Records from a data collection

--------------------------------------------------

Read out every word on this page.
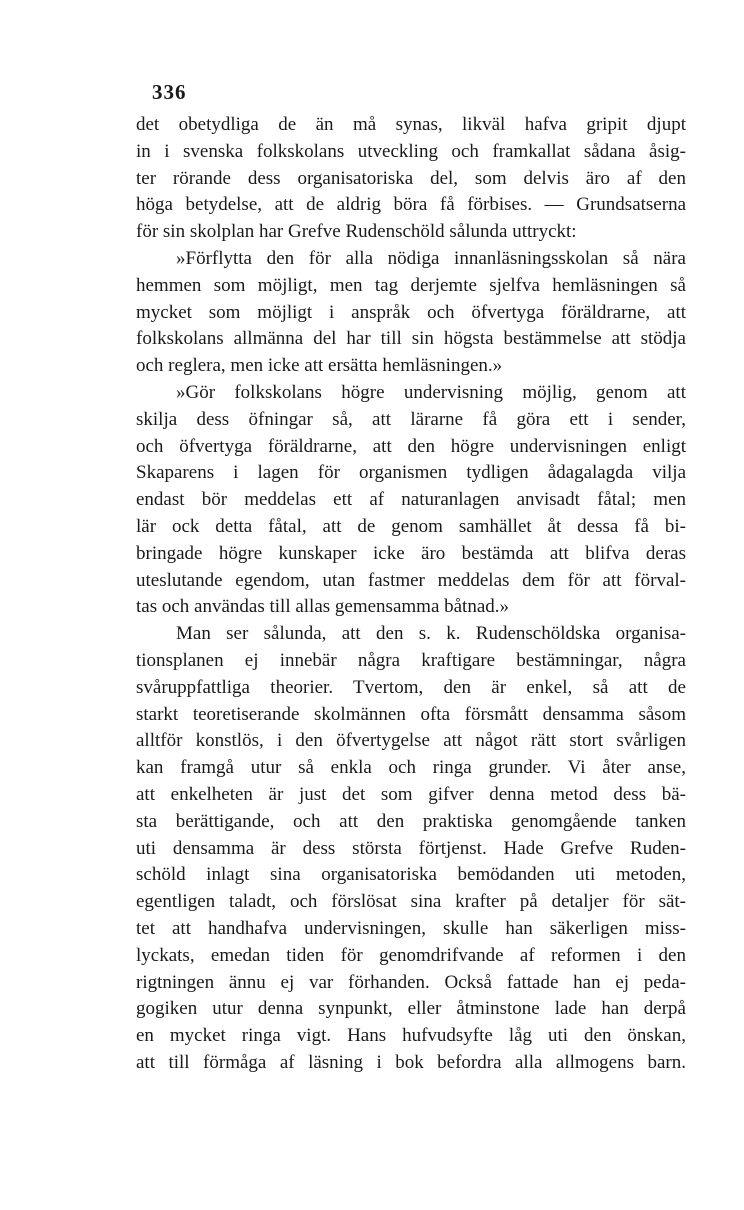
336
det obetydliga de än må synas, likväl hafva gripit djupt
in i svenska folkskolans utveckling och framkallat sådana åsig-
ter rörande dess organisatoriska del, som delvis äro af den
höga betydelse, att de aldrig böra få förbises. — Grundsatserna
för sin skolplan har Grefve Rudenschöld sålunda uttryckt:
»Förflytta den för alla nödiga innanläsningsskolan så nära
hemmen som möjligt, men tag derjemte sjelfva hemläsningen så
mycket som möjligt i anspråk och öfvertyga föräldrarne, att
folkskolans allmänna del har till sin högsta bestämmelse att stödja
och reglera, men icke att ersätta hemläsningen.»
»Gör folkskolans högre undervisning möjlig, genom att
skilja dess öfningar så, att lärarne få göra ett i sender,
och öfvertyga föräldrarne, att den högre undervisningen enligt
Skaparens i lagen för organismen tydligen ådagalagda vilja
endast bör meddelas ett af naturanlagen anvisadt fåtal; men
lär ock detta fåtal, att de genom samhället åt dessa få bi-
bringade högre kunskaper icke äro bestämda att blifva deras
uteslutande egendom, utan fastmer meddelas dem för att förval-
tas och användas till allas gemensamma båtnad.»
Man ser sålunda, att den s. k. Rudenschöldska organisa-
tionsplanen ej innebär några kraftigare bestämningar, några
svåruppfattliga theorier. Tvertom, den är enkel, så att de
starkt teoretiserande skolmännen ofta försmått densamma såsom
alltför konstlös, i den öfvertygelse att något rätt stort svårligen
kan framgå utur så enkla och ringa grunder. Vi åter anse,
att enkelheten är just det som gifver denna metod dess bä-
sta berättigande, och att den praktiska genomgående tanken
uti densamma är dess största förtjenst. Hade Grefve Ruden-
schöld inlagt sina organisatoriska bemödanden uti metoden,
egentligen taladt, och förslösat sina krafter på detaljer för sät-
tet att handhafva undervisningen, skulle han säkerligen miss-
lyckats, emedan tiden för genomdrifvande af reformen i den
rigtningen ännu ej var förhanden. Också fattade han ej peda-
gogiken utur denna synpunkt, eller åtminstone lade han derpå
en mycket ringa vigt. Hans hufvudsyfte låg uti den önskan,
att till förmåga af läsning i bok befordra alla allmogens barn.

--------------------------------------------------

| WORK INSTRUCTIONS |
Among the lines above, show every one that contains the string "föräldrarne".

| SOLUTION BELOW |
mycket som möjligt i anspråk och öfvertyga föräldrarne, att
och öfvertyga föräldrarne, att den högre undervisningen enligt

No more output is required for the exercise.